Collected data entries

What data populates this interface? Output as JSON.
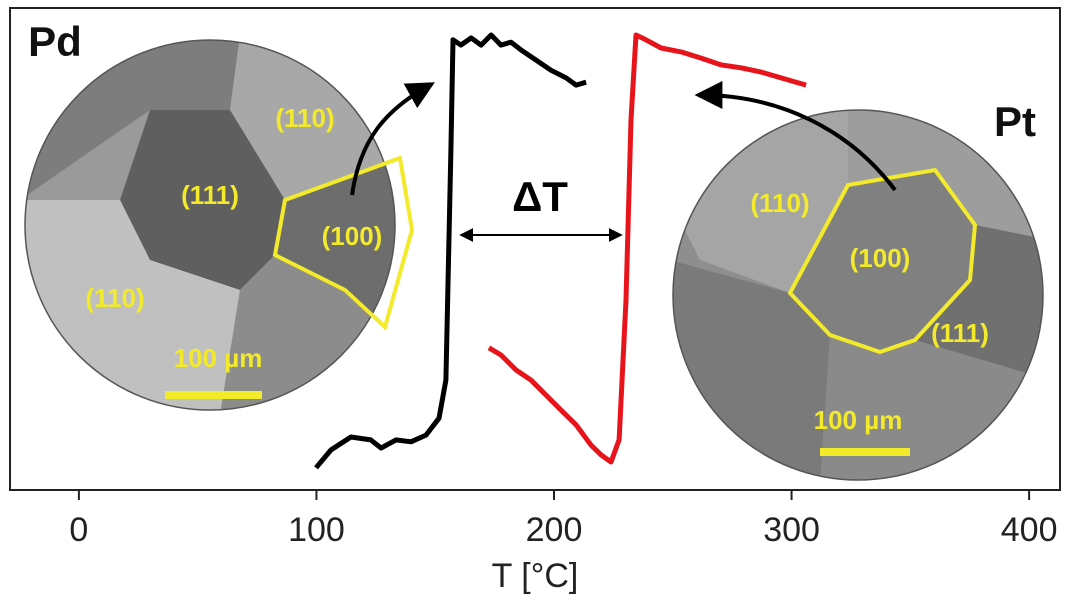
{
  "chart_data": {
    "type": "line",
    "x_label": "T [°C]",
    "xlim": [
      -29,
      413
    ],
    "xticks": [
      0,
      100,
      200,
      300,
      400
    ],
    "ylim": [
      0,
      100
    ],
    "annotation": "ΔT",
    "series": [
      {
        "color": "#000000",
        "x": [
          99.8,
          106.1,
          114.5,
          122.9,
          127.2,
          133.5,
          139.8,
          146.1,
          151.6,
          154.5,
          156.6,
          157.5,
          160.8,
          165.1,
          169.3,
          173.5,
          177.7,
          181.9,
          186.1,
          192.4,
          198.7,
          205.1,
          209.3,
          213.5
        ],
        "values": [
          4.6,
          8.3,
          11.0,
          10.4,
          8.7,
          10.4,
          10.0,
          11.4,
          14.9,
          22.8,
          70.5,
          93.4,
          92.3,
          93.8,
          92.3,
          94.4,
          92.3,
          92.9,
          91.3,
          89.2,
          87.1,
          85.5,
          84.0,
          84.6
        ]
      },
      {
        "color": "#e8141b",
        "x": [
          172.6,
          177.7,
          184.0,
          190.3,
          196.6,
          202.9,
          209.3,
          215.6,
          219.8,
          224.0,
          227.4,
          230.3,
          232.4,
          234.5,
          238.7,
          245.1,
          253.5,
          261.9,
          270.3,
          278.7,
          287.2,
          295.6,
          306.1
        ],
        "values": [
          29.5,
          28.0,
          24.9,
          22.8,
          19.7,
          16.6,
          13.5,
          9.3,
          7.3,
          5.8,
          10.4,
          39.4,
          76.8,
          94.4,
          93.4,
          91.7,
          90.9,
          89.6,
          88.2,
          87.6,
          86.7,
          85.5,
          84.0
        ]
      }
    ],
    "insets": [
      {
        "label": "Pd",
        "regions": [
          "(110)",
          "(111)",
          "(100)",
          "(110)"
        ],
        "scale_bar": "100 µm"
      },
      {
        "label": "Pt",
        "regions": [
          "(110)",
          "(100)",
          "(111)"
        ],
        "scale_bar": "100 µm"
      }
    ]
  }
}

...

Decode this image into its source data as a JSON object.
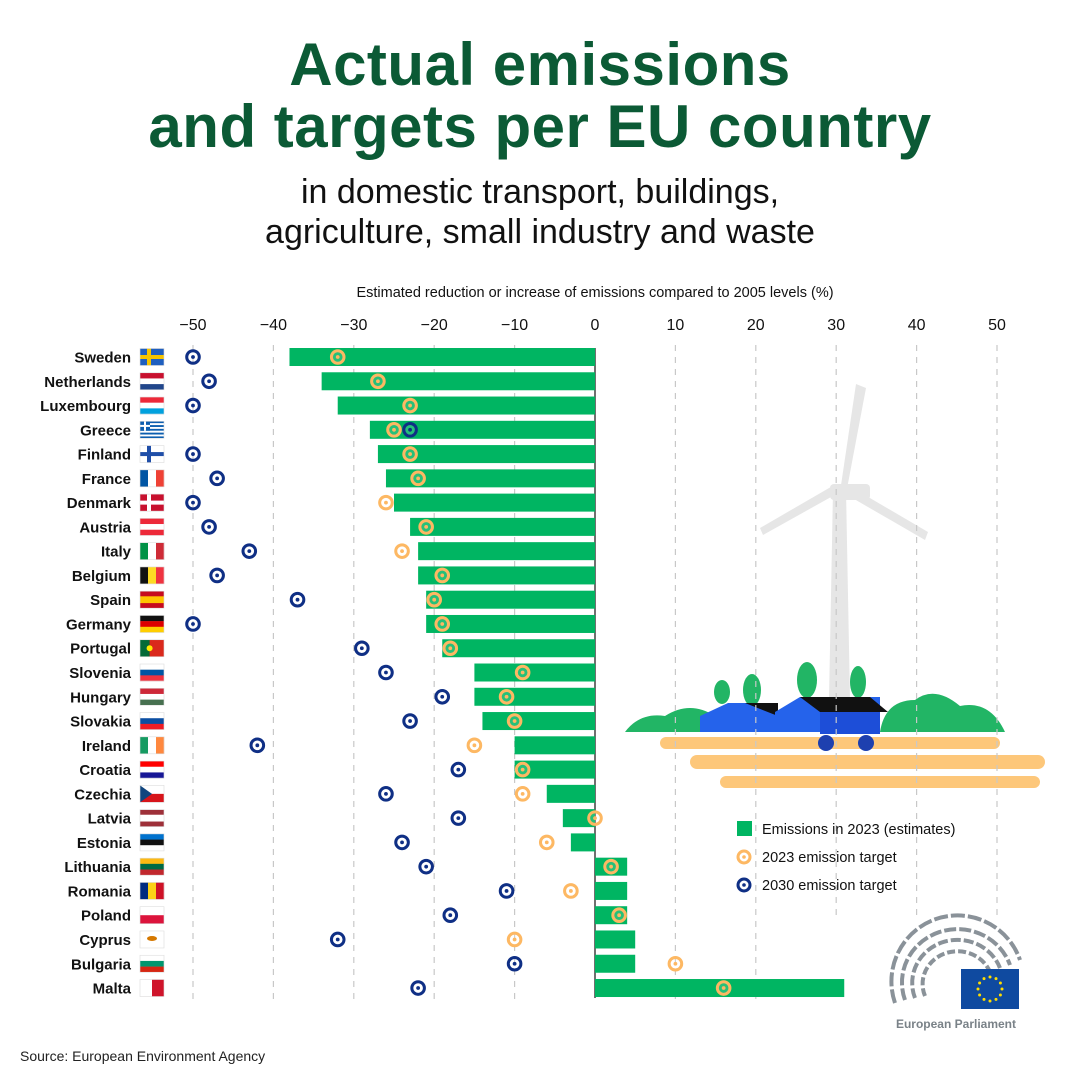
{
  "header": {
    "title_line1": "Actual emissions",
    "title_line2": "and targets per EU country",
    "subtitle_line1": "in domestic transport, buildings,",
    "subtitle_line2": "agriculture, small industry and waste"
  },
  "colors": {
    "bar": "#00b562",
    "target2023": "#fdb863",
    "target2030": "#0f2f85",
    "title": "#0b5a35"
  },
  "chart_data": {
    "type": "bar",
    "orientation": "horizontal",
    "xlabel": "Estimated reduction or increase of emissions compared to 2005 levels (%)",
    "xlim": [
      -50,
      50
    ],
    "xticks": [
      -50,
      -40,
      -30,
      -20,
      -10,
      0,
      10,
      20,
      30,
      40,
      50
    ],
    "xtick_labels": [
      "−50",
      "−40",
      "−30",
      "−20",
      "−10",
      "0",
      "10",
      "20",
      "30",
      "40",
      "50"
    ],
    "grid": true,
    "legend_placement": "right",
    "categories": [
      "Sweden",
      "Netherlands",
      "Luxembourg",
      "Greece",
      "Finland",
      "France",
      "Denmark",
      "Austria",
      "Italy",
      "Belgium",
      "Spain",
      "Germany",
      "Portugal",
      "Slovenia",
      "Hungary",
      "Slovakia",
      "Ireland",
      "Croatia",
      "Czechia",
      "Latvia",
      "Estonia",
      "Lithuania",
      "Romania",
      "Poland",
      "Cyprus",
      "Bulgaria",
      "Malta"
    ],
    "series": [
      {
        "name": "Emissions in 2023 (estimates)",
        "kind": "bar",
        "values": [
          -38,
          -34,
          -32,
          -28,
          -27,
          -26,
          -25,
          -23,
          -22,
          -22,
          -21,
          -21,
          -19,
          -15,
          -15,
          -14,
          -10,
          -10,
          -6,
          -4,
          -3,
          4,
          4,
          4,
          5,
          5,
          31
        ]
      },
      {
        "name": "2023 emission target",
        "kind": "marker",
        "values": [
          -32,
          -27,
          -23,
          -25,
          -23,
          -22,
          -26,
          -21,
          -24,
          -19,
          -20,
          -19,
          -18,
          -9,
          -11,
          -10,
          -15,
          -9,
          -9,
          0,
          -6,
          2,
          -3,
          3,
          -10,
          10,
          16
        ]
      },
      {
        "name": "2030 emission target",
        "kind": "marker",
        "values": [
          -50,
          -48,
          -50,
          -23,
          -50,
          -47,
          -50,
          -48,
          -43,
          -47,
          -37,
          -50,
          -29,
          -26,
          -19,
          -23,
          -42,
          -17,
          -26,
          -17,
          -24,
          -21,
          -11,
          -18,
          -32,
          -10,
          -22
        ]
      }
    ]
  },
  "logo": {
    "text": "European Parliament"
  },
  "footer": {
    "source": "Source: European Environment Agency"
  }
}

**Objective**
Using the records above, copy each line that contains "source".

**Task result**
Decode this image into its source data as a JSON object.
    "source": "Source: European Environment Agency"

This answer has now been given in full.